Start of Data in this exercise
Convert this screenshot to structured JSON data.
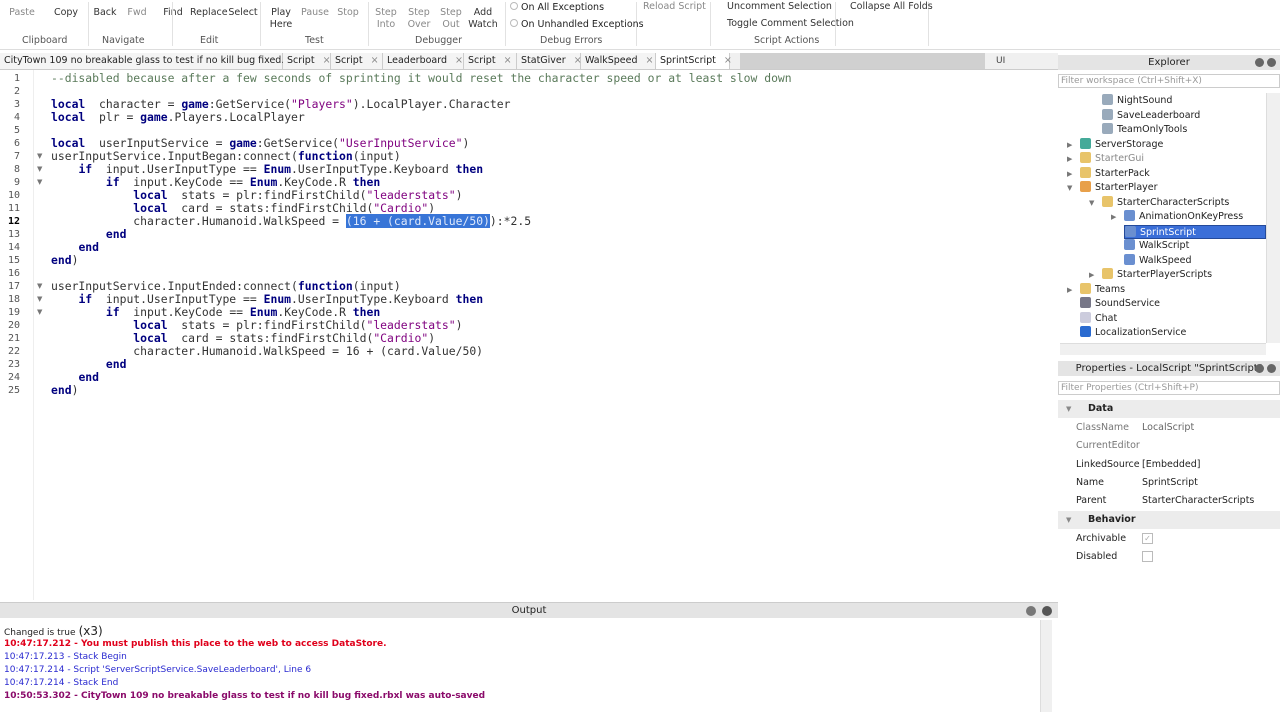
{
  "ribbon": {
    "buttons": [
      {
        "label": "Paste",
        "dim": true
      },
      {
        "label": "Copy"
      },
      {
        "label": "Back"
      },
      {
        "label": "Fwd",
        "dim": true
      },
      {
        "label": "Find"
      },
      {
        "label": "Replace"
      },
      {
        "label": "Select"
      },
      {
        "label": "Play\nHere"
      },
      {
        "label": "Pause",
        "dim": true
      },
      {
        "label": "Stop",
        "dim": true
      },
      {
        "label": "Step\nInto",
        "dim": true
      },
      {
        "label": "Step\nOver",
        "dim": true
      },
      {
        "label": "Step\nOut",
        "dim": true
      },
      {
        "label": "Add\nWatch"
      }
    ],
    "on_all_exceptions": "On All Exceptions",
    "on_unhandled_exceptions": "On Unhandled Exceptions",
    "reload_script": "Reload Script",
    "uncomment_selection": "Uncomment Selection",
    "toggle_comment_selection": "Toggle Comment Selection",
    "collapse_all_folds": "Collapse All Folds",
    "groups": [
      "Clipboard",
      "Navigate",
      "Edit",
      "Test",
      "Debugger",
      "Debug Errors",
      "Script Actions"
    ]
  },
  "tabs": [
    {
      "label": "CityTown 109 no breakable glass to test if no kill bug fixed.rbxl"
    },
    {
      "label": "Script"
    },
    {
      "label": "Script"
    },
    {
      "label": "Leaderboard"
    },
    {
      "label": "Script"
    },
    {
      "label": "StatGiver"
    },
    {
      "label": "WalkSpeed"
    },
    {
      "label": "SprintScript",
      "active": true
    }
  ],
  "tabbar_right": "UI",
  "editor": {
    "current_line": 12,
    "lines": [
      [
        [
          "cm",
          "--disabled because after a few seconds of sprinting it would reset the character speed or at least slow down"
        ]
      ],
      [],
      [
        [
          "kw",
          "local"
        ],
        [
          "",
          "  character = "
        ],
        [
          "kw",
          "game"
        ],
        [
          "",
          ":GetService("
        ],
        [
          "str",
          "\"Players\""
        ],
        [
          "",
          ").LocalPlayer.Character"
        ]
      ],
      [
        [
          "kw",
          "local"
        ],
        [
          "",
          "  plr = "
        ],
        [
          "kw",
          "game"
        ],
        [
          "",
          ".Players.LocalPlayer"
        ]
      ],
      [],
      [
        [
          "kw",
          "local"
        ],
        [
          "",
          "  userInputService = "
        ],
        [
          "kw",
          "game"
        ],
        [
          "",
          ":GetService("
        ],
        [
          "str",
          "\"UserInputService\""
        ],
        [
          "",
          ")"
        ]
      ],
      [
        [
          "",
          "userInputService.InputBegan:connect("
        ],
        [
          "kw",
          "function"
        ],
        [
          "",
          "(input)"
        ]
      ],
      [
        [
          "",
          "    "
        ],
        [
          "kw",
          "if"
        ],
        [
          "",
          "  input.UserInputType == "
        ],
        [
          "kw",
          "Enum"
        ],
        [
          "",
          ".UserInputType.Keyboard "
        ],
        [
          "kw",
          "then"
        ]
      ],
      [
        [
          "",
          "        "
        ],
        [
          "kw",
          "if"
        ],
        [
          "",
          "  input.KeyCode == "
        ],
        [
          "kw",
          "Enum"
        ],
        [
          "",
          ".KeyCode.R "
        ],
        [
          "kw",
          "then"
        ]
      ],
      [
        [
          "",
          "            "
        ],
        [
          "kw",
          "local"
        ],
        [
          "",
          "  stats = plr:findFirstChild("
        ],
        [
          "str",
          "\"leaderstats\""
        ],
        [
          "",
          ")"
        ]
      ],
      [
        [
          "",
          "            "
        ],
        [
          "kw",
          "local"
        ],
        [
          "",
          "  card = stats:findFirstChild("
        ],
        [
          "str",
          "\"Cardio\""
        ],
        [
          "",
          ")"
        ]
      ],
      [
        [
          "",
          "            character.Humanoid.WalkSpeed = "
        ],
        [
          "sel",
          "(16 + (card.Value/50)"
        ],
        [
          "",
          "):*2.5"
        ]
      ],
      [
        [
          "",
          "        "
        ],
        [
          "kw",
          "end"
        ]
      ],
      [
        [
          "",
          "    "
        ],
        [
          "kw",
          "end"
        ]
      ],
      [
        [
          "kw",
          "end"
        ],
        [
          "",
          ")"
        ]
      ],
      [],
      [
        [
          "",
          "userInputService.InputEnded:connect("
        ],
        [
          "kw",
          "function"
        ],
        [
          "",
          "(input)"
        ]
      ],
      [
        [
          "",
          "    "
        ],
        [
          "kw",
          "if"
        ],
        [
          "",
          "  input.UserInputType == "
        ],
        [
          "kw",
          "Enum"
        ],
        [
          "",
          ".UserInputType.Keyboard "
        ],
        [
          "kw",
          "then"
        ]
      ],
      [
        [
          "",
          "        "
        ],
        [
          "kw",
          "if"
        ],
        [
          "",
          "  input.KeyCode == "
        ],
        [
          "kw",
          "Enum"
        ],
        [
          "",
          ".KeyCode.R "
        ],
        [
          "kw",
          "then"
        ]
      ],
      [
        [
          "",
          "            "
        ],
        [
          "kw",
          "local"
        ],
        [
          "",
          "  stats = plr:findFirstChild("
        ],
        [
          "str",
          "\"leaderstats\""
        ],
        [
          "",
          ")"
        ]
      ],
      [
        [
          "",
          "            "
        ],
        [
          "kw",
          "local"
        ],
        [
          "",
          "  card = stats:findFirstChild("
        ],
        [
          "str",
          "\"Cardio\""
        ],
        [
          "",
          ")"
        ]
      ],
      [
        [
          "",
          "            character.Humanoid.WalkSpeed = 16 + (card.Value/50)"
        ]
      ],
      [
        [
          "",
          "        "
        ],
        [
          "kw",
          "end"
        ]
      ],
      [
        [
          "",
          "    "
        ],
        [
          "kw",
          "end"
        ]
      ],
      [
        [
          "kw",
          "end"
        ],
        [
          "",
          ")"
        ]
      ]
    ],
    "folds": [
      7,
      8,
      9,
      17,
      18,
      19
    ]
  },
  "output": {
    "title": "Output",
    "lines": [
      {
        "text": "Changed is true",
        "suffix": "(x3)",
        "style": ""
      },
      {
        "text": "10:47:17.212 - You must publish this place to the web to access DataStore.",
        "style": "red"
      },
      {
        "text": "10:47:17.213 - Stack Begin",
        "style": "blue"
      },
      {
        "text": "10:47:17.214 - Script 'ServerScriptService.SaveLeaderboard', Line 6",
        "style": "blue"
      },
      {
        "text": "10:47:17.214 - Stack End",
        "style": "blue"
      },
      {
        "text": "10:50:53.302 - CityTown 109 no breakable glass to test if no kill bug fixed.rbxl was auto-saved",
        "style": "purple"
      }
    ]
  },
  "explorer": {
    "title": "Explorer",
    "filter_placeholder": "Filter workspace (Ctrl+Shift+X)",
    "items": [
      {
        "label": "NightSound",
        "depth": 2,
        "icon": "script-icon",
        "color": "#9ab"
      },
      {
        "label": "SaveLeaderboard",
        "depth": 2,
        "icon": "script-icon",
        "color": "#9ab"
      },
      {
        "label": "TeamOnlyTools",
        "depth": 2,
        "icon": "script-icon",
        "color": "#9ab"
      },
      {
        "label": "ServerStorage",
        "depth": 1,
        "icon": "server-storage-icon",
        "arrow": "▶",
        "color": "#4a9"
      },
      {
        "label": "StarterGui",
        "depth": 1,
        "icon": "starter-gui-icon",
        "arrow": "▶",
        "color": "#e8c46a",
        "dim": true
      },
      {
        "label": "StarterPack",
        "depth": 1,
        "icon": "folder-icon",
        "arrow": "▶",
        "color": "#e8c46a"
      },
      {
        "label": "StarterPlayer",
        "depth": 1,
        "icon": "starter-player-icon",
        "arrow": "▼",
        "color": "#e8a04a"
      },
      {
        "label": "StarterCharacterScripts",
        "depth": 2,
        "icon": "folder-icon",
        "arrow": "▼",
        "color": "#e8c46a"
      },
      {
        "label": "AnimationOnKeyPress",
        "depth": 3,
        "icon": "local-script-icon",
        "arrow": "▶",
        "color": "#6a8fd0"
      },
      {
        "label": "SprintScript",
        "depth": 3,
        "icon": "local-script-icon",
        "color": "#6a8fd0",
        "selected": true
      },
      {
        "label": "WalkScript",
        "depth": 3,
        "icon": "local-script-icon",
        "color": "#6a8fd0"
      },
      {
        "label": "WalkSpeed",
        "depth": 3,
        "icon": "local-script-icon",
        "color": "#6a8fd0"
      },
      {
        "label": "StarterPlayerScripts",
        "depth": 2,
        "icon": "folder-icon",
        "arrow": "▶",
        "color": "#e8c46a"
      },
      {
        "label": "Teams",
        "depth": 1,
        "icon": "teams-icon",
        "arrow": "▶",
        "color": "#e8c46a"
      },
      {
        "label": "SoundService",
        "depth": 1,
        "icon": "sound-service-icon",
        "color": "#778"
      },
      {
        "label": "Chat",
        "depth": 1,
        "icon": "chat-icon",
        "color": "#ccd"
      },
      {
        "label": "LocalizationService",
        "depth": 1,
        "icon": "localization-service-icon",
        "color": "#2a6ad0"
      }
    ]
  },
  "properties": {
    "title": "Properties - LocalScript \"SprintScript\"",
    "filter_placeholder": "Filter Properties (Ctrl+Shift+P)",
    "categories": [
      {
        "name": "Data",
        "rows": [
          {
            "name": "ClassName",
            "value": "LocalScript",
            "dim": true
          },
          {
            "name": "CurrentEditor",
            "value": "",
            "dim": true
          },
          {
            "name": "LinkedSource",
            "value": "[Embedded]"
          },
          {
            "name": "Name",
            "value": "SprintScript"
          },
          {
            "name": "Parent",
            "value": "StarterCharacterScripts"
          }
        ]
      },
      {
        "name": "Behavior",
        "rows": [
          {
            "name": "Archivable",
            "checked": true
          },
          {
            "name": "Disabled",
            "checked": false
          }
        ]
      }
    ]
  }
}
End of Data in this exercise
Copy every line of the records above that holds the word "fixed".

      "label": "CityTown 109 no breakable glass to test if no kill bug fixed.rbxl"
        "text": "10:50:53.302 - CityTown 109 no breakable glass to test if no kill bug fixed.rbxl was auto-saved",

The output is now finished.